== THE EXERCISE ==
In the data that follows, count each line holding the string "Mode"; answer with the number only.

== RECORDS SUPPLIED ==
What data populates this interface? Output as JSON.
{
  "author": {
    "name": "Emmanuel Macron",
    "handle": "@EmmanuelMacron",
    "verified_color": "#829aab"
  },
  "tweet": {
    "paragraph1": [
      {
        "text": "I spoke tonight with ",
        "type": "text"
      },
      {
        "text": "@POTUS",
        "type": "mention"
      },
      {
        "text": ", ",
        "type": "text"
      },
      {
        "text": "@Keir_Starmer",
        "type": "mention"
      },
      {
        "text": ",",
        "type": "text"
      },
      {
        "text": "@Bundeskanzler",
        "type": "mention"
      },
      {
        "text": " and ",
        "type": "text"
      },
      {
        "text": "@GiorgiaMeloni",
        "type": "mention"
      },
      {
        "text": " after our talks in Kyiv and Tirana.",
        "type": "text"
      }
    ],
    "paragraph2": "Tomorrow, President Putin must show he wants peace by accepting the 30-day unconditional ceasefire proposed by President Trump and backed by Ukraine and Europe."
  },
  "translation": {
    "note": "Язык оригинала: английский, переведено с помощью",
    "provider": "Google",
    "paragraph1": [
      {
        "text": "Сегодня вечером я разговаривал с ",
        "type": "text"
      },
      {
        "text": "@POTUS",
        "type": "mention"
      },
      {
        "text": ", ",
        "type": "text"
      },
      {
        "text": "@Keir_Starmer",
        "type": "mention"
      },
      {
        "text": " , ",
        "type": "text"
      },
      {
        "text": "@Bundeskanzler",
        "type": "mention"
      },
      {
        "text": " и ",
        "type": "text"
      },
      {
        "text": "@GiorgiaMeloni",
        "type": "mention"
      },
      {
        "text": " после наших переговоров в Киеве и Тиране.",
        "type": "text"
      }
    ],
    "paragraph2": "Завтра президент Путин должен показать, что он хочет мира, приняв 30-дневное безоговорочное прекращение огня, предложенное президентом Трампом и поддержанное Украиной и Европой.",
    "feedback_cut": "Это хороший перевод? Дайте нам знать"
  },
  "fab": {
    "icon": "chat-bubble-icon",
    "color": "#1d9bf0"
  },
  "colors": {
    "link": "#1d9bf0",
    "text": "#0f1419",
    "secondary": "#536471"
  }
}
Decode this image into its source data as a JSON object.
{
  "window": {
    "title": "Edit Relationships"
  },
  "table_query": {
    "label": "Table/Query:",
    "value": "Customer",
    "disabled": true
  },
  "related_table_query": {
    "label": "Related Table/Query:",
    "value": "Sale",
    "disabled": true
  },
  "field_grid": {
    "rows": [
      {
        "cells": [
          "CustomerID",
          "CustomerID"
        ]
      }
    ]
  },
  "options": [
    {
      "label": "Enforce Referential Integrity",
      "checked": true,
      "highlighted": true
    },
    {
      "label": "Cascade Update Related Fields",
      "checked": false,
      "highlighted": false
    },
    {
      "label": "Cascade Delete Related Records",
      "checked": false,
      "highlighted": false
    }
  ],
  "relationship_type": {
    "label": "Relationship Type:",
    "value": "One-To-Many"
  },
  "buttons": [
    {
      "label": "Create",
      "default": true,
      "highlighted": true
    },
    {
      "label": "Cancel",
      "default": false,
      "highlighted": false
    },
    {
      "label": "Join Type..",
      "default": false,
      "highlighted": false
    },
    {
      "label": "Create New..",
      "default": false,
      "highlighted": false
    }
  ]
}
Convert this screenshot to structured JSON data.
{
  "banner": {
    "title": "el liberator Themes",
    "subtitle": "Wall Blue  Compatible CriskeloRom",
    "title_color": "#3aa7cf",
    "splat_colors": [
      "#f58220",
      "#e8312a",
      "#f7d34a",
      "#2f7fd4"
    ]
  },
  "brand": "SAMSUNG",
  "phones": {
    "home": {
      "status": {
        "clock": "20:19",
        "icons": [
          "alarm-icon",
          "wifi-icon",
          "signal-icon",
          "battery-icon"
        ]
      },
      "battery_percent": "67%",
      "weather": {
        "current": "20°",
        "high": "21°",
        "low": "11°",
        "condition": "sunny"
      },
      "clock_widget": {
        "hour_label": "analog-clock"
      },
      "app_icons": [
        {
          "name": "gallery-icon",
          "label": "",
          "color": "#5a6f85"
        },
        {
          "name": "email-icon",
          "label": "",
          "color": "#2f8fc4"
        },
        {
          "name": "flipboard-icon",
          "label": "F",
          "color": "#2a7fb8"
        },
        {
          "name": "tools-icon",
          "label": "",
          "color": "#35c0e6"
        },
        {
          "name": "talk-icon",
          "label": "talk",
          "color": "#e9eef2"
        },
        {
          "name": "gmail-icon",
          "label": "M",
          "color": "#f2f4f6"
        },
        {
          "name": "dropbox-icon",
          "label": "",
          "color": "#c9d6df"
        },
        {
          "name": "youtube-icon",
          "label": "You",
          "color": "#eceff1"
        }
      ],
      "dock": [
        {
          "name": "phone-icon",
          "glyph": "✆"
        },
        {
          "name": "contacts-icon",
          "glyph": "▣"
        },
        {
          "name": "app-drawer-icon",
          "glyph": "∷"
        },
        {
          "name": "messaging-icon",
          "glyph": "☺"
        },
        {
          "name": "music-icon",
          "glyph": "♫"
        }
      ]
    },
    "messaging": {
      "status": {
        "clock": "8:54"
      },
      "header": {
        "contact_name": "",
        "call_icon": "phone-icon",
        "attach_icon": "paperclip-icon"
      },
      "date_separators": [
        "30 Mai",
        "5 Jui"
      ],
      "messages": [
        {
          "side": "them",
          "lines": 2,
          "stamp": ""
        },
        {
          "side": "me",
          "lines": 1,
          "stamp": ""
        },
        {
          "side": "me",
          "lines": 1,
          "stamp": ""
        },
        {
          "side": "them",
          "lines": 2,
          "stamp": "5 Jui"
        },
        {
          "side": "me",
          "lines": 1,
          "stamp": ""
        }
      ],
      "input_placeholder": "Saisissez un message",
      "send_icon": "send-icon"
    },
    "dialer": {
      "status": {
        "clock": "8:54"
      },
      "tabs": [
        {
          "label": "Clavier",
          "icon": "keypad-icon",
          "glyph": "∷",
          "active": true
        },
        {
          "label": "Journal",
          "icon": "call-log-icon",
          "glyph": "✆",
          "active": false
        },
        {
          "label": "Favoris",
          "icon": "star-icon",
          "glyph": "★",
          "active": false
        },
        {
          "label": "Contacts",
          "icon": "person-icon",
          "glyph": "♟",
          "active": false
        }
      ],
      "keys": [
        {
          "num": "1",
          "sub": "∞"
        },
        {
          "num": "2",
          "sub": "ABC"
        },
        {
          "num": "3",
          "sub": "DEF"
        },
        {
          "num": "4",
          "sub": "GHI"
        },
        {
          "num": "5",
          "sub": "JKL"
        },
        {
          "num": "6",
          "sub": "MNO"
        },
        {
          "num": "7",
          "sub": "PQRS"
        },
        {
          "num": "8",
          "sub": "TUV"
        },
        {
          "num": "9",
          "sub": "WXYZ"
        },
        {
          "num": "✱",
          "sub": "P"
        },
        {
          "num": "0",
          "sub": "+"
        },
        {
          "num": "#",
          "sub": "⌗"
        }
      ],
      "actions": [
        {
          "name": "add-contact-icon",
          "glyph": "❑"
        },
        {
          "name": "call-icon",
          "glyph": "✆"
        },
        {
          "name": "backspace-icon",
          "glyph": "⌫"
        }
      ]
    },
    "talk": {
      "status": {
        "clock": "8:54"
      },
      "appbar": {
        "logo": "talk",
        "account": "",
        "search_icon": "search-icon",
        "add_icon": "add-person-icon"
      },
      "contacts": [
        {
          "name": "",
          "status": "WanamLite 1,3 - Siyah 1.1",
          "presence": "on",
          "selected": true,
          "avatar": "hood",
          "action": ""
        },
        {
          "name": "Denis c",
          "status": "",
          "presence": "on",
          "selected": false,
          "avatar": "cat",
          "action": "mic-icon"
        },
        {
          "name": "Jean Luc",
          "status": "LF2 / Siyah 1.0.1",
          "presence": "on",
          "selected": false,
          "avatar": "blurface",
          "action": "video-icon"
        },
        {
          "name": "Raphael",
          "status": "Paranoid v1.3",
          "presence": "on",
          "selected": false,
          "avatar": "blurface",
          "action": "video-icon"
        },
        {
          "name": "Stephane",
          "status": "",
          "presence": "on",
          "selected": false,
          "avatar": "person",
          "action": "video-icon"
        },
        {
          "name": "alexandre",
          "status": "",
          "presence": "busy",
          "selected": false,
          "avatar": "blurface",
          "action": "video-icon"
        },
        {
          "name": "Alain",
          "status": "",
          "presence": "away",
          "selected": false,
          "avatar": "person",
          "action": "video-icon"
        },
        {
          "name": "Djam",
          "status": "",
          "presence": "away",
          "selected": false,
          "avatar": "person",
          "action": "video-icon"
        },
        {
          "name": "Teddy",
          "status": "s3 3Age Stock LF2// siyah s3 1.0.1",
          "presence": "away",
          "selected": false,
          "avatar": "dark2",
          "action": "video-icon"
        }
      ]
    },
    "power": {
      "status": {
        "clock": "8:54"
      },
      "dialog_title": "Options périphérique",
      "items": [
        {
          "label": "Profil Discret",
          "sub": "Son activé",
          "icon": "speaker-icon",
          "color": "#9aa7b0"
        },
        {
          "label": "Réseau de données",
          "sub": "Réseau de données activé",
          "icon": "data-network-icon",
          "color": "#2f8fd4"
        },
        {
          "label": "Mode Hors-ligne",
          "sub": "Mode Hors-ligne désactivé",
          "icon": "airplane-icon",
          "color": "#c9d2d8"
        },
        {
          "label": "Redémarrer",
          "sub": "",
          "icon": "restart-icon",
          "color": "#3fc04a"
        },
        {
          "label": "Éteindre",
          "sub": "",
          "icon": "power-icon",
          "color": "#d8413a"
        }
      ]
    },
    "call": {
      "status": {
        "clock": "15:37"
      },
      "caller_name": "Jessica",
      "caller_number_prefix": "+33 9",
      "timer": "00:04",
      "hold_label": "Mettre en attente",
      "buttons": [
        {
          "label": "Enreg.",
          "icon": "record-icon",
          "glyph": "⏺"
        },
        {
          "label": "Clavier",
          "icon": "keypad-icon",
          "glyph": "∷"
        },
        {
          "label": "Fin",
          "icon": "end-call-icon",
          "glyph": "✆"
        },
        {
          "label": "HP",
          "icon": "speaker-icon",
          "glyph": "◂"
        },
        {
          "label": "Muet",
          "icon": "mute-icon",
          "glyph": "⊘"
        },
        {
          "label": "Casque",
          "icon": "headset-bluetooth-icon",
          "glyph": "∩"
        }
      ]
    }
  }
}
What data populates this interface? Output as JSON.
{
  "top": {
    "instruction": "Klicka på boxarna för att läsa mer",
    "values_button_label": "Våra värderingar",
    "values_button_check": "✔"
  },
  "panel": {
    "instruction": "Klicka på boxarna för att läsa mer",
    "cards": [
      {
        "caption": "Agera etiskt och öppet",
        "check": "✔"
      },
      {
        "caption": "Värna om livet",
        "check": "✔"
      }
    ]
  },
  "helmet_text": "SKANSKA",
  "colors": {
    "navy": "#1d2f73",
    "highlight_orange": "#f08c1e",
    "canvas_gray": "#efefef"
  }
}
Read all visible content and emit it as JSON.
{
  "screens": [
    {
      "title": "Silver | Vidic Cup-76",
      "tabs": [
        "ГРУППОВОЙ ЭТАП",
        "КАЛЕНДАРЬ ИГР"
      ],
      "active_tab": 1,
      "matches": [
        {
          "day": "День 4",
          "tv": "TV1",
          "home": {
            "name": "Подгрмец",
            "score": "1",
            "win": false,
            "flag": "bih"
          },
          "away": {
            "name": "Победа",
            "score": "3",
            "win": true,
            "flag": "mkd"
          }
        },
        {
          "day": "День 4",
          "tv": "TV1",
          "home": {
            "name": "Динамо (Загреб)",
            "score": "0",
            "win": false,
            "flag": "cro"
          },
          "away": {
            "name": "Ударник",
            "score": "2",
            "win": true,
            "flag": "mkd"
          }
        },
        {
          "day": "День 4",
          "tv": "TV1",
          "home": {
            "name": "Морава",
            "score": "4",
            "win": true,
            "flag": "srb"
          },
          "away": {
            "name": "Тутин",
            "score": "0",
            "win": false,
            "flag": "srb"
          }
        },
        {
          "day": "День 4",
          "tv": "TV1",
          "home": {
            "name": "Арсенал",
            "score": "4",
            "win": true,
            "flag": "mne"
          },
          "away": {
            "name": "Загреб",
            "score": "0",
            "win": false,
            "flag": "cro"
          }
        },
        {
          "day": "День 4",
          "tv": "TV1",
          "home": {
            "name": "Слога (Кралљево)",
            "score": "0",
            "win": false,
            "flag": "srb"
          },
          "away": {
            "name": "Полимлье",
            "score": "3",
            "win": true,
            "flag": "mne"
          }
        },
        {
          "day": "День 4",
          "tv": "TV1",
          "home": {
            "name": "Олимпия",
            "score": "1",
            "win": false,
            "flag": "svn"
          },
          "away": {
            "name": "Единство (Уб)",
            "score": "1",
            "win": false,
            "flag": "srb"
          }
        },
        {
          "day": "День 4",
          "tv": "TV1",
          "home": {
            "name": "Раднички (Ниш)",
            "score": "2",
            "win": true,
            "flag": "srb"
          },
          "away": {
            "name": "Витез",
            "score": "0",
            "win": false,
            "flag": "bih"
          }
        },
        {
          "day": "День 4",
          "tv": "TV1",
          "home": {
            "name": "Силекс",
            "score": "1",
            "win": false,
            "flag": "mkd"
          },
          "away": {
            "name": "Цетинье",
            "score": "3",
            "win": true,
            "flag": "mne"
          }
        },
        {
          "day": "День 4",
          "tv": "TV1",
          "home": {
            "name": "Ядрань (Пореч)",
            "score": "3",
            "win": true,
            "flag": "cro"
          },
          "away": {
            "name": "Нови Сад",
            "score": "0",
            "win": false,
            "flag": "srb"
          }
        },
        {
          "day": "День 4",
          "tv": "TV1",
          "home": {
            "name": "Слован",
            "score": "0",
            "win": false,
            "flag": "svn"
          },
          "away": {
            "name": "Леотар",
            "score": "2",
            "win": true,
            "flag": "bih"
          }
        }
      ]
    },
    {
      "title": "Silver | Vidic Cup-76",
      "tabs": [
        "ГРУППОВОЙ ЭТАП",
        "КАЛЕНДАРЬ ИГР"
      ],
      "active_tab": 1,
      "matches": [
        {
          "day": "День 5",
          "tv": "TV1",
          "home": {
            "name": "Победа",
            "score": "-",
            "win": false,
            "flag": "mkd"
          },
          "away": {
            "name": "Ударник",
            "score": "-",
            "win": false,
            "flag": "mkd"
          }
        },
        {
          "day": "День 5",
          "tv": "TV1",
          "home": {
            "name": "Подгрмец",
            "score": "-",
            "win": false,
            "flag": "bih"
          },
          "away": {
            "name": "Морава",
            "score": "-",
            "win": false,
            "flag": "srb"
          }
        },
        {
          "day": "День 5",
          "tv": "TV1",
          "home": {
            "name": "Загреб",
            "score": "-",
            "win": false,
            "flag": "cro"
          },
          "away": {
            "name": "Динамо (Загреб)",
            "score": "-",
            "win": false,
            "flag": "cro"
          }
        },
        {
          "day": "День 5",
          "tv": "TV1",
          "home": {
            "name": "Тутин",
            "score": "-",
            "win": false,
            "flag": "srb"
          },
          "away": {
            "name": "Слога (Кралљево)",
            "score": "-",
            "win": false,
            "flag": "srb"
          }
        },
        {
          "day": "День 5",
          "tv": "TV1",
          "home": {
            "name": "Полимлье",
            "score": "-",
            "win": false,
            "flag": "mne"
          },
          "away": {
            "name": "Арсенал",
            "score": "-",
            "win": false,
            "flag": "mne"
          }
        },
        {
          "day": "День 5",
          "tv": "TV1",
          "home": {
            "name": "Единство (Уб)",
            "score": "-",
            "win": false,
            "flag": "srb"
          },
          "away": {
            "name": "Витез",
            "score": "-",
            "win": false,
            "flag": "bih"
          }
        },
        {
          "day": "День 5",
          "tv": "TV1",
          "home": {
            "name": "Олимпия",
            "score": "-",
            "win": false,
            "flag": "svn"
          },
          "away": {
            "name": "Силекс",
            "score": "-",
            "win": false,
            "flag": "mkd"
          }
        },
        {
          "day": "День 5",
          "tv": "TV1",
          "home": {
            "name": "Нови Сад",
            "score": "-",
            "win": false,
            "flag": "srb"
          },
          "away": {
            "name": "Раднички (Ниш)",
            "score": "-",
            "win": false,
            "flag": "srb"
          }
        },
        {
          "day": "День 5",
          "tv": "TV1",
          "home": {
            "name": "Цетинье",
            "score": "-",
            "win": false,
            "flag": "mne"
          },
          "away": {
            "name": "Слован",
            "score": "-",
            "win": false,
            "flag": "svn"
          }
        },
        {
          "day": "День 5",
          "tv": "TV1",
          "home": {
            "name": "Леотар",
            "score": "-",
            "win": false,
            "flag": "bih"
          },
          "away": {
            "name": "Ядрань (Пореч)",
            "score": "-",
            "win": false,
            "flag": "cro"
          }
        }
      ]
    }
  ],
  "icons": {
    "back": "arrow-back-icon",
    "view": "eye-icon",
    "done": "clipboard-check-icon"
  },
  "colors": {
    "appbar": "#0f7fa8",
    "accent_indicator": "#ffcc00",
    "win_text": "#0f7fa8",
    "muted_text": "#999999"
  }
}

== THE OUTPUT ==
2